• DATA IN THIS EXERCISE:
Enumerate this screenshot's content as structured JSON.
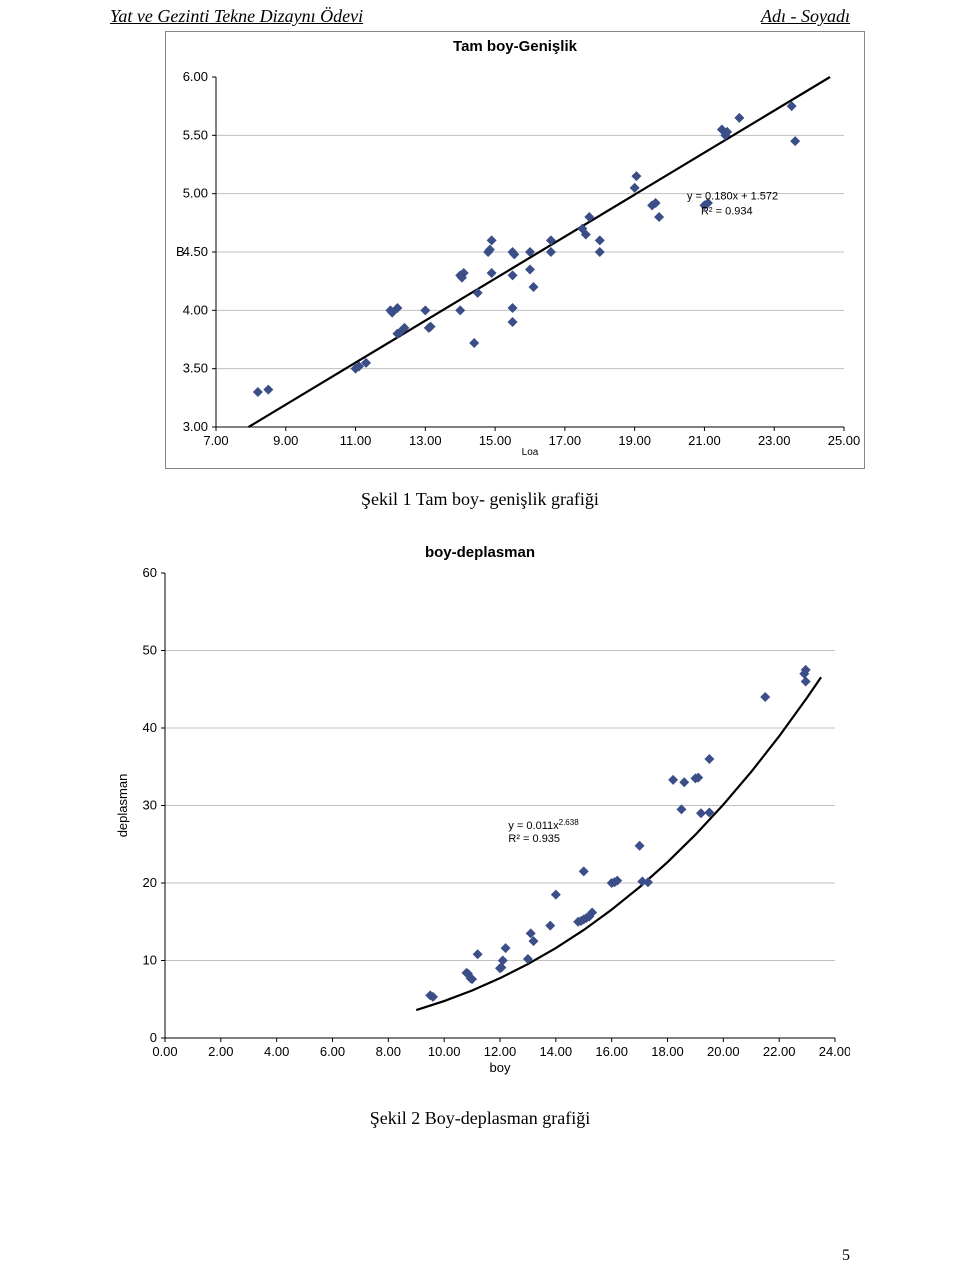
{
  "header": {
    "left": "Yat ve Gezinti Tekne Dizaynı Ödevi",
    "right": "Adı - Soyadı"
  },
  "page_number": "5",
  "chart1": {
    "type": "scatter",
    "title": "Tam boy-Genişlik",
    "xlabel": "Loa",
    "ylabel": "B",
    "eq_line1": "y = 0.180x + 1.572",
    "eq_line2": "R² = 0.934",
    "xlim": [
      7,
      25
    ],
    "ylim": [
      3,
      6
    ],
    "x_ticks": [
      "7.00",
      "9.00",
      "11.00",
      "13.00",
      "15.00",
      "17.00",
      "19.00",
      "21.00",
      "23.00",
      "25.00"
    ],
    "y_ticks": [
      "3.00",
      "3.50",
      "4.00",
      "4.50",
      "5.00",
      "5.50",
      "6.00"
    ],
    "marker_color": "#3b4e87",
    "marker_size": 5,
    "line_color": "#000000",
    "line_width": 2.2,
    "grid_color": "#c0c0c0",
    "background": "#ffffff",
    "caption": "Şekil 1 Tam boy- genişlik grafiği",
    "points": [
      [
        8.2,
        3.3
      ],
      [
        8.5,
        3.32
      ],
      [
        11.0,
        3.5
      ],
      [
        11.1,
        3.52
      ],
      [
        11.3,
        3.55
      ],
      [
        12.0,
        4.0
      ],
      [
        12.05,
        3.98
      ],
      [
        12.2,
        4.02
      ],
      [
        12.2,
        3.8
      ],
      [
        12.3,
        3.82
      ],
      [
        12.4,
        3.85
      ],
      [
        13.0,
        4.0
      ],
      [
        13.1,
        3.85
      ],
      [
        13.15,
        3.86
      ],
      [
        14.0,
        4.3
      ],
      [
        14.05,
        4.28
      ],
      [
        14.1,
        4.32
      ],
      [
        14.0,
        4.0
      ],
      [
        14.4,
        3.72
      ],
      [
        14.5,
        4.15
      ],
      [
        14.8,
        4.5
      ],
      [
        14.85,
        4.52
      ],
      [
        14.9,
        4.6
      ],
      [
        14.9,
        4.32
      ],
      [
        15.5,
        4.5
      ],
      [
        15.55,
        4.48
      ],
      [
        15.5,
        4.3
      ],
      [
        15.5,
        4.02
      ],
      [
        15.5,
        3.9
      ],
      [
        16.0,
        4.5
      ],
      [
        16.0,
        4.35
      ],
      [
        16.1,
        4.2
      ],
      [
        16.6,
        4.5
      ],
      [
        16.6,
        4.6
      ],
      [
        17.5,
        4.7
      ],
      [
        17.6,
        4.65
      ],
      [
        17.7,
        4.8
      ],
      [
        18.0,
        4.5
      ],
      [
        18.0,
        4.6
      ],
      [
        19.0,
        5.05
      ],
      [
        19.05,
        5.15
      ],
      [
        19.5,
        4.9
      ],
      [
        19.6,
        4.92
      ],
      [
        19.7,
        4.8
      ],
      [
        21.0,
        4.9
      ],
      [
        21.1,
        4.92
      ],
      [
        21.5,
        5.55
      ],
      [
        21.6,
        5.5
      ],
      [
        21.65,
        5.53
      ],
      [
        22.0,
        5.65
      ],
      [
        23.5,
        5.75
      ],
      [
        23.6,
        5.45
      ]
    ],
    "trend": [
      [
        7,
        2.832
      ],
      [
        25,
        6.072
      ]
    ]
  },
  "chart2": {
    "type": "scatter",
    "title": "boy-deplasman",
    "xlabel": "boy",
    "ylabel": "deplasman",
    "eq_line1": "y = 0.011x",
    "eq_exp": "2.638",
    "eq_line2": "R² = 0.935",
    "xlim": [
      0,
      24
    ],
    "ylim": [
      0,
      60
    ],
    "x_ticks": [
      "0.00",
      "2.00",
      "4.00",
      "6.00",
      "8.00",
      "10.00",
      "12.00",
      "14.00",
      "16.00",
      "18.00",
      "20.00",
      "22.00",
      "24.00"
    ],
    "y_ticks": [
      "0",
      "10",
      "20",
      "30",
      "40",
      "50",
      "60"
    ],
    "marker_color": "#3b4e87",
    "marker_size": 5,
    "line_color": "#000000",
    "line_width": 2.2,
    "grid_color": "#c0c0c0",
    "background": "#ffffff",
    "caption": "Şekil 2 Boy-deplasman grafiği",
    "points": [
      [
        9.5,
        5.5
      ],
      [
        9.6,
        5.3
      ],
      [
        10.8,
        8.4
      ],
      [
        10.85,
        8.3
      ],
      [
        10.95,
        7.7
      ],
      [
        11.0,
        7.6
      ],
      [
        11.2,
        10.8
      ],
      [
        12.0,
        9.0
      ],
      [
        12.05,
        9.1
      ],
      [
        12.1,
        10.0
      ],
      [
        12.2,
        11.6
      ],
      [
        13.0,
        10.2
      ],
      [
        13.1,
        13.5
      ],
      [
        13.2,
        12.5
      ],
      [
        13.8,
        14.5
      ],
      [
        14.0,
        18.5
      ],
      [
        14.8,
        15.0
      ],
      [
        14.9,
        15.1
      ],
      [
        15.0,
        15.3
      ],
      [
        15.1,
        15.5
      ],
      [
        15.0,
        21.5
      ],
      [
        15.2,
        15.7
      ],
      [
        15.3,
        16.2
      ],
      [
        16.0,
        20.0
      ],
      [
        16.1,
        20.1
      ],
      [
        16.2,
        20.3
      ],
      [
        17.0,
        24.8
      ],
      [
        17.1,
        20.2
      ],
      [
        17.3,
        20.1
      ],
      [
        18.2,
        33.3
      ],
      [
        18.6,
        33.0
      ],
      [
        18.5,
        29.5
      ],
      [
        19.0,
        33.5
      ],
      [
        19.1,
        33.6
      ],
      [
        19.2,
        29.0
      ],
      [
        19.5,
        29.1
      ],
      [
        19.5,
        36.0
      ],
      [
        21.5,
        44.0
      ],
      [
        22.9,
        47.0
      ],
      [
        22.95,
        46.0
      ],
      [
        22.95,
        47.5
      ]
    ],
    "curve_samples": [
      [
        9.0,
        3.61
      ],
      [
        10.0,
        4.77
      ],
      [
        11.0,
        6.13
      ],
      [
        12.0,
        7.72
      ],
      [
        13.0,
        9.54
      ],
      [
        14.0,
        11.61
      ],
      [
        15.0,
        13.94
      ],
      [
        16.0,
        16.56
      ],
      [
        17.0,
        19.47
      ],
      [
        18.0,
        22.69
      ],
      [
        19.0,
        26.23
      ],
      [
        20.0,
        30.11
      ],
      [
        21.0,
        34.34
      ],
      [
        22.0,
        38.94
      ],
      [
        23.0,
        43.92
      ],
      [
        23.5,
        46.55
      ]
    ]
  }
}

• WORK TO DO: Gather each line of the records holding the string "grafiği".

• RESPONSE BELOW:
    "caption": "Şekil 1 Tam boy- genişlik grafiği",
    "caption": "Şekil 2 Boy-deplasman grafiği",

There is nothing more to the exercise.